**INFORMATION PROVIDED**
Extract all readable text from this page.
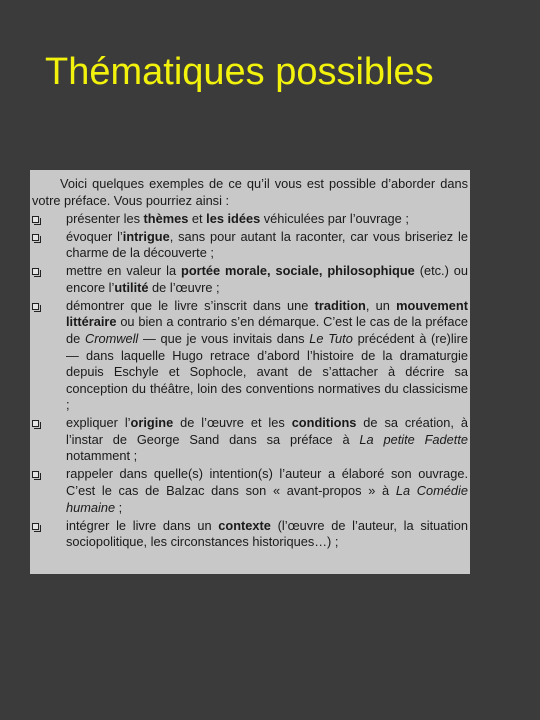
Thématiques possibles

Voici quelques exemples de ce qu’il vous est possible d’aborder dans votre préface. Vous pourriez ainsi :

présenter les thèmes et les idées véhiculées par l’ouvrage ;
évoquer l’intrigue, sans pour autant la raconter, car vous briseriez le charme de la découverte ;
mettre en valeur la portée morale, sociale, philosophique (etc.) ou encore l’utilité de l’œuvre ;
démontrer que le livre s’inscrit dans une tradition, un mouvement littéraire ou bien a contrario s’en démarque. C’est le cas de la préface de Cromwell — que je vous invitais dans Le Tuto précédent à (re)lire — dans laquelle Hugo retrace d’abord l’histoire de la dramaturgie depuis Eschyle et Sophocle, avant de s’attacher à décrire sa conception du théâtre, loin des conventions normatives du classicisme ;
expliquer l’origine de l’œuvre et les conditions de sa création, à l’instar de George Sand dans sa préface à La petite Fadette notamment ;
rappeler dans quelle(s) intention(s) l’auteur a élaboré son ouvrage. C’est le cas de Balzac dans son « avant-propos » à La Comédie humaine ;
intégrer le livre dans un contexte (l’œuvre de l’auteur, la situation sociopolitique, les circonstances historiques…) ;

**THE REQUEST**
Repeat verbatim all the material, but not the pictures.

**WRITTEN RESPONSE**
Extract all readable text from this page.
Thématiques possibles

Voici quelques exemples de ce qu’il vous est possible d’aborder dans votre préface. Vous pourriez ainsi :

présenter les thèmes et les idées véhiculées par l’ouvrage ;
évoquer l’intrigue, sans pour autant la raconter, car vous briseriez le charme de la découverte ;
mettre en valeur la portée morale, sociale, philosophique (etc.) ou encore l’utilité de l’œuvre ;
démontrer que le livre s’inscrit dans une tradition, un mouvement littéraire ou bien a contrario s’en démarque. C’est le cas de la préface de Cromwell — que je vous invitais dans Le Tuto précédent à (re)lire — dans laquelle Hugo retrace d’abord l’histoire de la dramaturgie depuis Eschyle et Sophocle, avant de s’attacher à décrire sa conception du théâtre, loin des conventions normatives du classicisme ;
expliquer l’origine de l’œuvre et les conditions de sa création, à l’instar de George Sand dans sa préface à La petite Fadette notamment ;
rappeler dans quelle(s) intention(s) l’auteur a élaboré son ouvrage. C’est le cas de Balzac dans son « avant-propos » à La Comédie humaine ;
intégrer le livre dans un contexte (l’œuvre de l’auteur, la situation sociopolitique, les circonstances historiques…) ;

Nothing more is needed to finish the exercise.